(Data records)
------------------------------------------------

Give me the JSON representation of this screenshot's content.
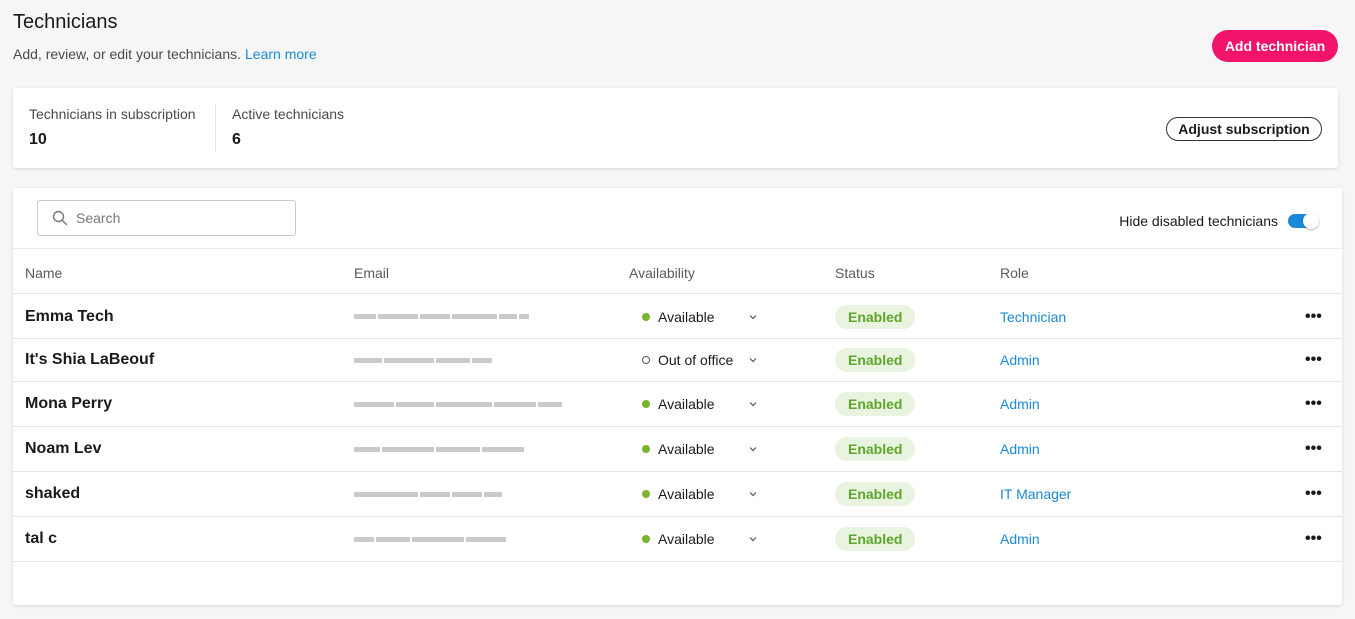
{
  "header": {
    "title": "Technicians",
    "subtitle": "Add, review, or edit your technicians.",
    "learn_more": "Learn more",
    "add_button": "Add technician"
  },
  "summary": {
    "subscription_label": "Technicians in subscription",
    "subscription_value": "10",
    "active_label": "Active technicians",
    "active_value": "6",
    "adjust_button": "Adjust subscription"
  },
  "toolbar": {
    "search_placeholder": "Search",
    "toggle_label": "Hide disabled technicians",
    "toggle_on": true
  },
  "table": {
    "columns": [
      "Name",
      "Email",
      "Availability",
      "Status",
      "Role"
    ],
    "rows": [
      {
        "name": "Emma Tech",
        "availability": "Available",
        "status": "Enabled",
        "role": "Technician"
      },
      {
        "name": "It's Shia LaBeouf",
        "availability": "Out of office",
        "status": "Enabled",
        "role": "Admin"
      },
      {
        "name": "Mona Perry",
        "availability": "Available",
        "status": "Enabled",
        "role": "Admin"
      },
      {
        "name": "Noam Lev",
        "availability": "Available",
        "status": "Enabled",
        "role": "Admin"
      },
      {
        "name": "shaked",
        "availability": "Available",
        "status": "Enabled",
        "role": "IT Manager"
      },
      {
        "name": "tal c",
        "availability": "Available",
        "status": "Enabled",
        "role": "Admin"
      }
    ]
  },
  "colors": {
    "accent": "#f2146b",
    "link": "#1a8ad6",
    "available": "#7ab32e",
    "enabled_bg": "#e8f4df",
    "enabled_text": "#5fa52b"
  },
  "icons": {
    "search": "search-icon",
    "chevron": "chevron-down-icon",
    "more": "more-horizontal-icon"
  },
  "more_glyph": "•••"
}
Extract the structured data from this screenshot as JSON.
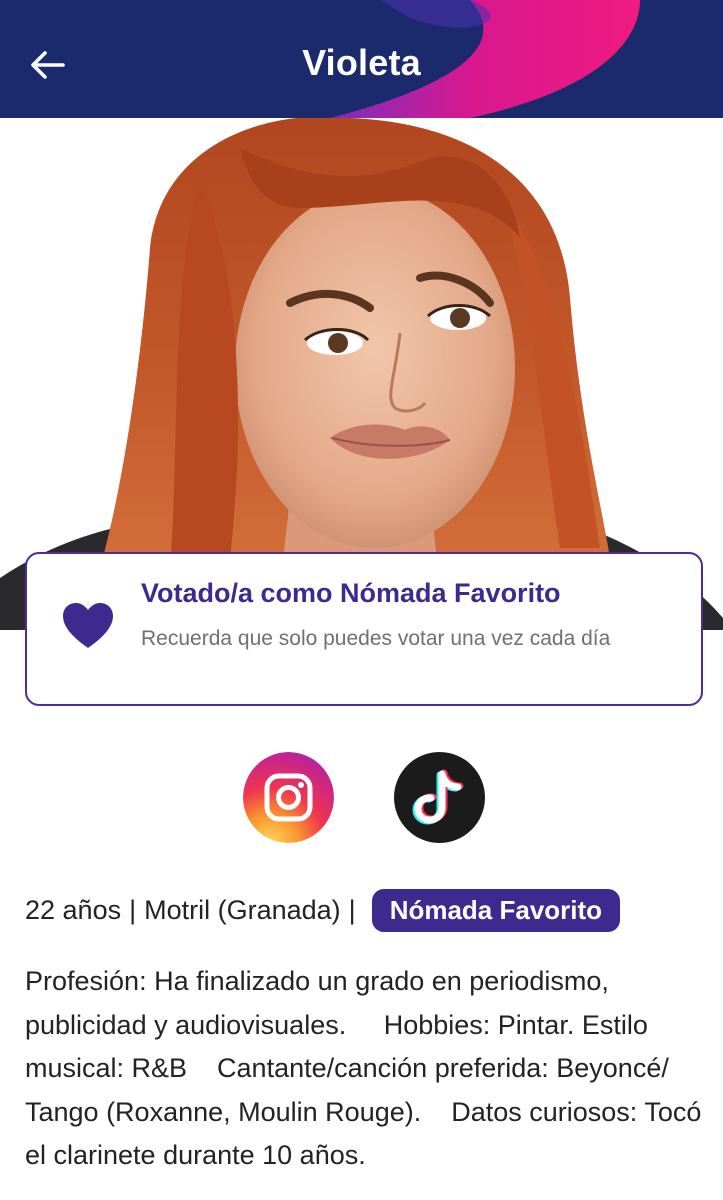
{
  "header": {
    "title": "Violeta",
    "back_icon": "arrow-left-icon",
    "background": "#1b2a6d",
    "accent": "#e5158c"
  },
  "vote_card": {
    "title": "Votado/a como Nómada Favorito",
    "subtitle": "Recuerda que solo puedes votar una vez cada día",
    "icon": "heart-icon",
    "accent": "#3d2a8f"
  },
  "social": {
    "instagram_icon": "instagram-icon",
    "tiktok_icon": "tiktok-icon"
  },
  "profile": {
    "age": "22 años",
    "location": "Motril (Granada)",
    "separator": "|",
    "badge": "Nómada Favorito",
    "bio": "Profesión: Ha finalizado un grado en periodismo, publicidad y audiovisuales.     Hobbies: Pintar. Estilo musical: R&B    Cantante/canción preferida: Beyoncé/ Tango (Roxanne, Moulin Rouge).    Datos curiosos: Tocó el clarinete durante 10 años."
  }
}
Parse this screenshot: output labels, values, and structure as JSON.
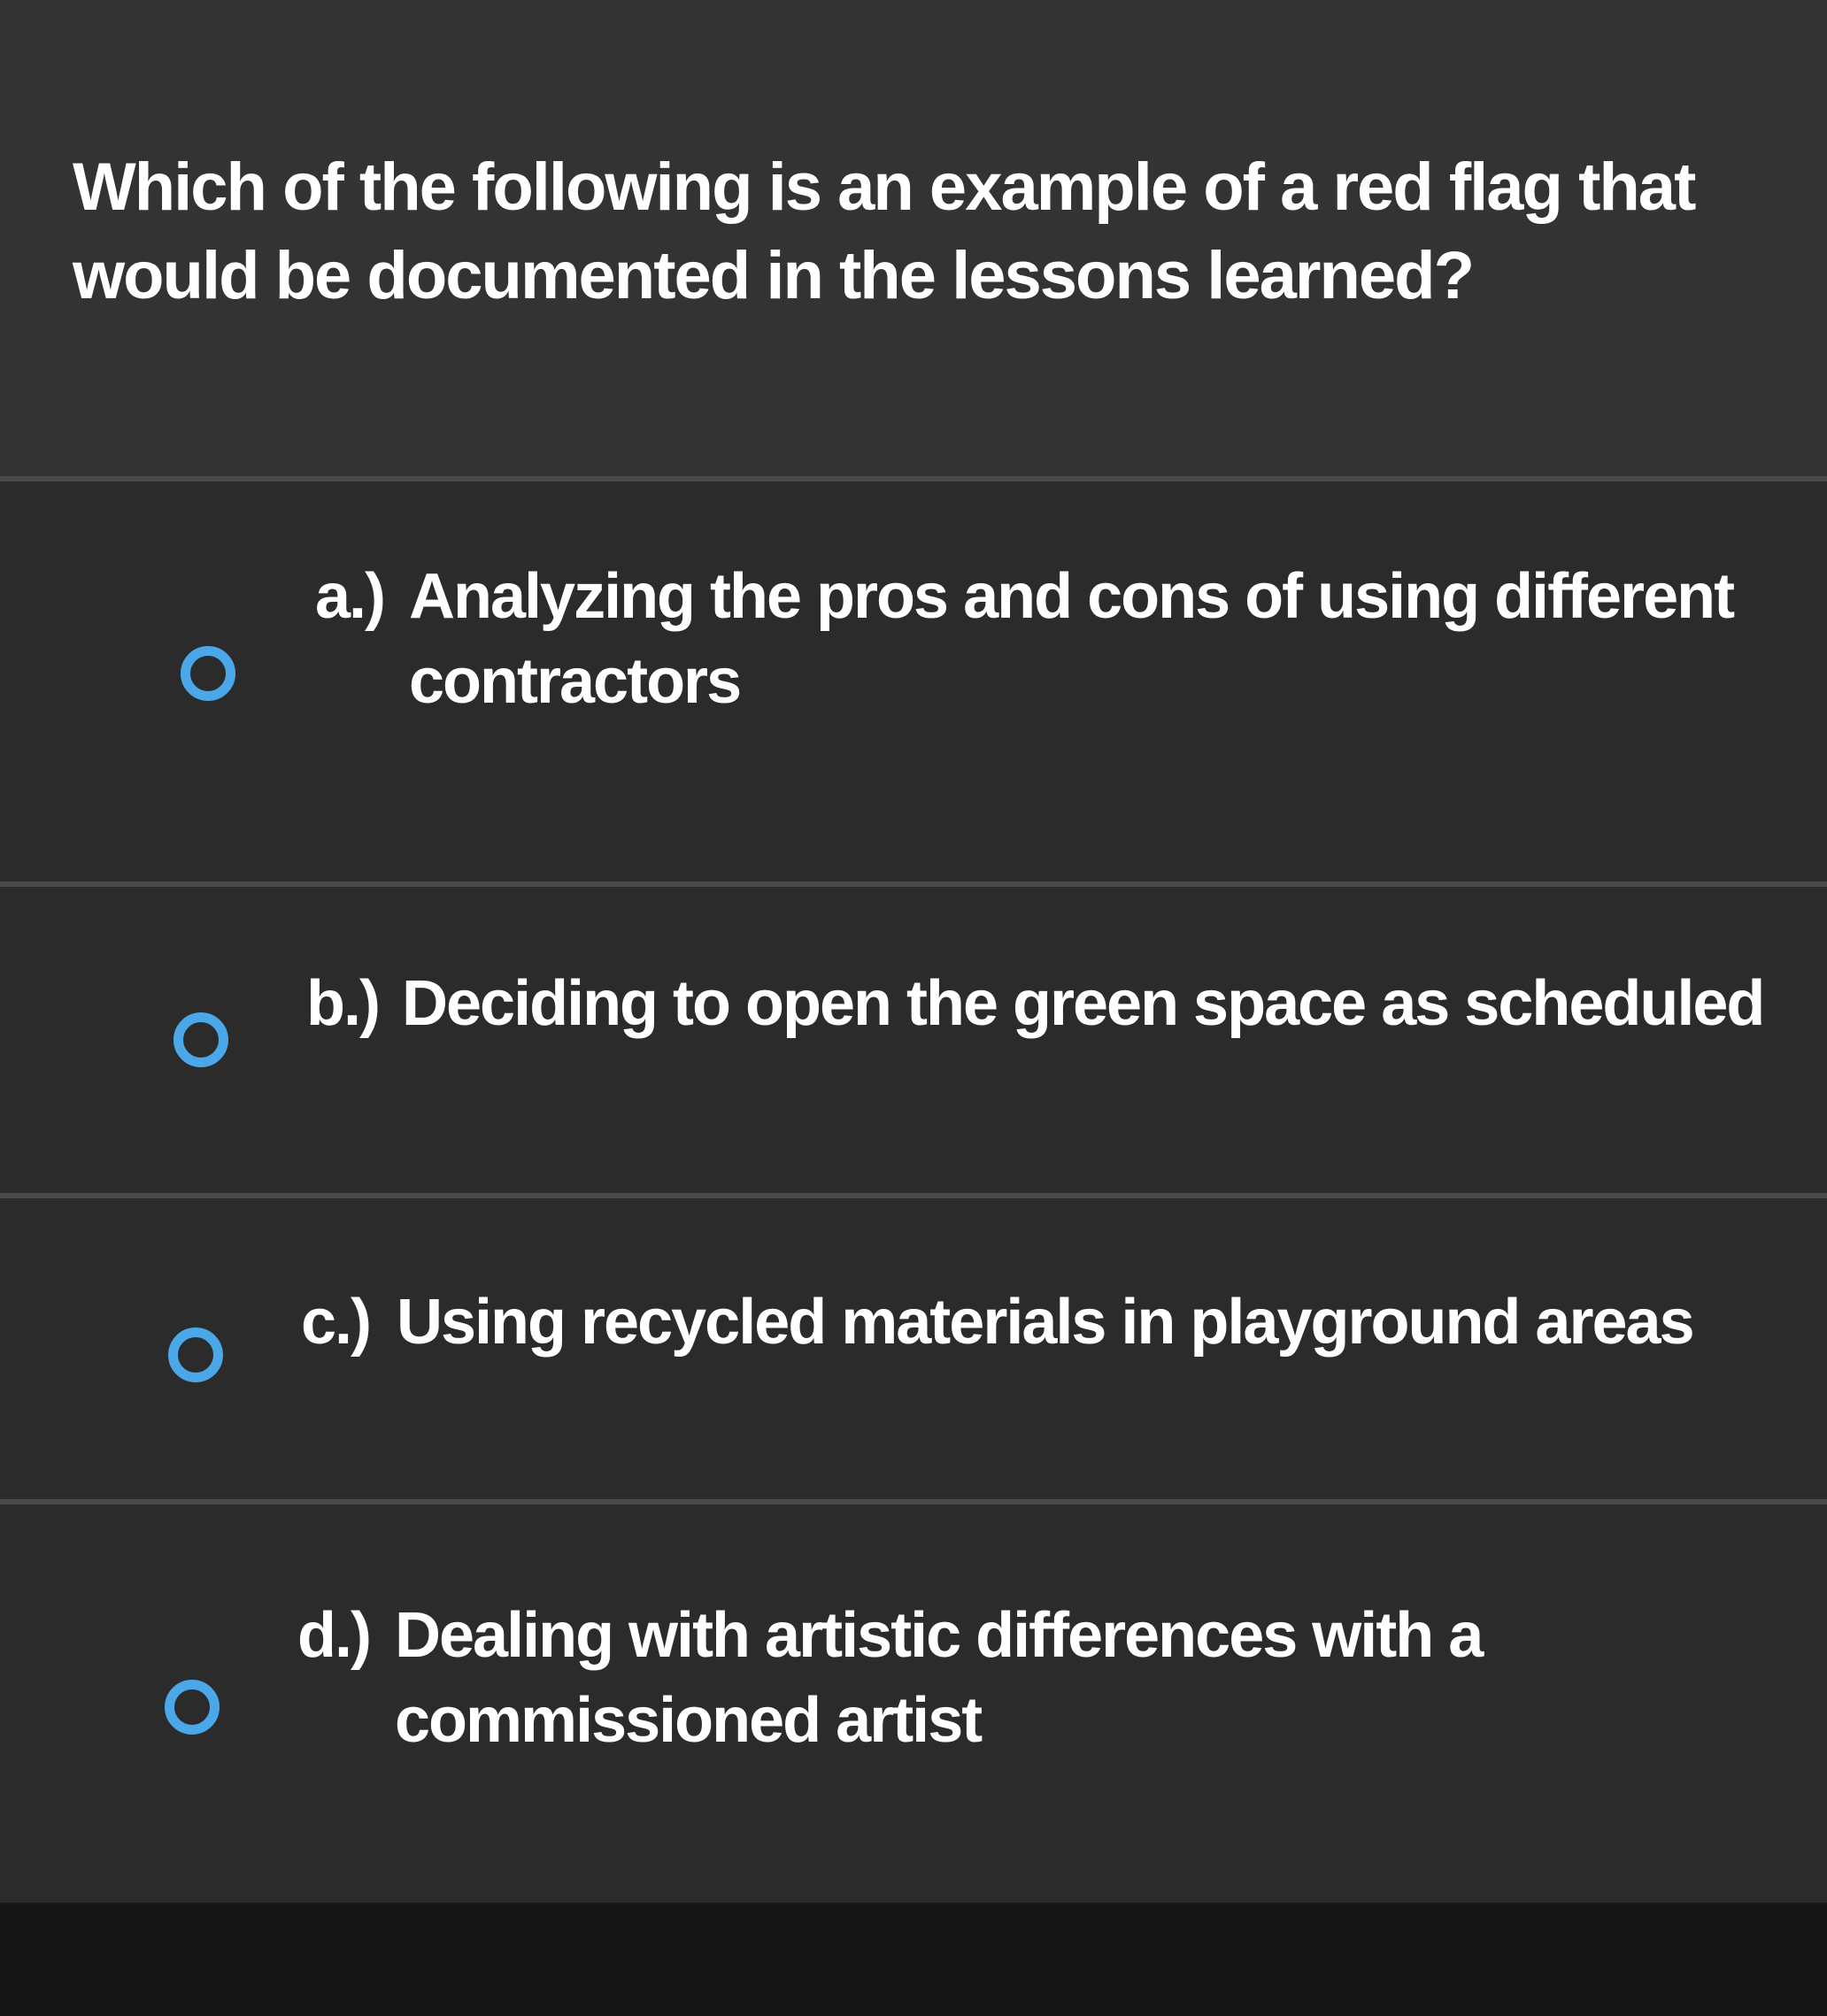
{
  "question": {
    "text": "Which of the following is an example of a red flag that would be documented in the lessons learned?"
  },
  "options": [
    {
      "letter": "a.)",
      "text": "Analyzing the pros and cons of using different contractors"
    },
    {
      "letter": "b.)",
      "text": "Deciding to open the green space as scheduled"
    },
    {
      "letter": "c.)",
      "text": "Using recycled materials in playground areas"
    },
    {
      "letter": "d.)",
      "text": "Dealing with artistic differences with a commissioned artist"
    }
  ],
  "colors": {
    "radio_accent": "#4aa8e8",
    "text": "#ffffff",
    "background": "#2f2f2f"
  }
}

------------------------------------------------

*Job*
Reproduce the records above exactly, leaving out every picture they contain.

*Result below*
Give me the JSON representation of this screenshot's content.
{
  "header": {
    "title": "Technicians",
    "subtitle": "Add, review, or edit your technicians.",
    "learn_more": "Learn more",
    "add_button": "Add technician"
  },
  "summary": {
    "subscription_label": "Technicians in subscription",
    "subscription_value": "10",
    "active_label": "Active technicians",
    "active_value": "6",
    "adjust_button": "Adjust subscription"
  },
  "toolbar": {
    "search_placeholder": "Search",
    "toggle_label": "Hide disabled technicians",
    "toggle_on": true
  },
  "table": {
    "columns": [
      "Name",
      "Email",
      "Availability",
      "Status",
      "Role"
    ],
    "rows": [
      {
        "name": "Emma Tech",
        "availability": "Available",
        "status": "Enabled",
        "role": "Technician"
      },
      {
        "name": "It's Shia LaBeouf",
        "availability": "Out of office",
        "status": "Enabled",
        "role": "Admin"
      },
      {
        "name": "Mona Perry",
        "availability": "Available",
        "status": "Enabled",
        "role": "Admin"
      },
      {
        "name": "Noam Lev",
        "availability": "Available",
        "status": "Enabled",
        "role": "Admin"
      },
      {
        "name": "shaked",
        "availability": "Available",
        "status": "Enabled",
        "role": "IT Manager"
      },
      {
        "name": "tal c",
        "availability": "Available",
        "status": "Enabled",
        "role": "Admin"
      }
    ]
  },
  "colors": {
    "accent": "#f2146b",
    "link": "#1a8ad6",
    "available": "#7ab32e",
    "enabled_bg": "#e8f4df",
    "enabled_text": "#5fa52b"
  },
  "icons": {
    "search": "search-icon",
    "chevron": "chevron-down-icon",
    "more": "more-horizontal-icon"
  },
  "more_glyph": "•••"
}
Extract the structured data from this screenshot as JSON.
{
  "header": {
    "title": "Violeta",
    "back_icon": "arrow-left-icon",
    "background": "#1b2a6d",
    "accent": "#e5158c"
  },
  "vote_card": {
    "title": "Votado/a como Nómada Favorito",
    "subtitle": "Recuerda que solo puedes votar una vez cada día",
    "icon": "heart-icon",
    "accent": "#3d2a8f"
  },
  "social": {
    "instagram_icon": "instagram-icon",
    "tiktok_icon": "tiktok-icon"
  },
  "profile": {
    "age": "22 años",
    "location": "Motril (Granada)",
    "separator": "|",
    "badge": "Nómada Favorito",
    "bio": "Profesión: Ha finalizado un grado en periodismo, publicidad y audiovisuales.     Hobbies: Pintar. Estilo musical: R&B    Cantante/canción preferida: Beyoncé/ Tango (Roxanne, Moulin Rouge).    Datos curiosos: Tocó el clarinete durante 10 años."
  }
}
Parse this screenshot: output labels, values, and structure as JSON.
{
  "question": {
    "text": "Which of the following is an example of a red flag that would be documented in the lessons learned?"
  },
  "options": [
    {
      "letter": "a.)",
      "text": "Analyzing the pros and cons of using different contractors"
    },
    {
      "letter": "b.)",
      "text": "Deciding to open the green space as scheduled"
    },
    {
      "letter": "c.)",
      "text": "Using recycled materials in playground areas"
    },
    {
      "letter": "d.)",
      "text": "Dealing with artistic differences with a commissioned artist"
    }
  ],
  "colors": {
    "radio_accent": "#4aa8e8",
    "text": "#ffffff",
    "background": "#2f2f2f"
  }
}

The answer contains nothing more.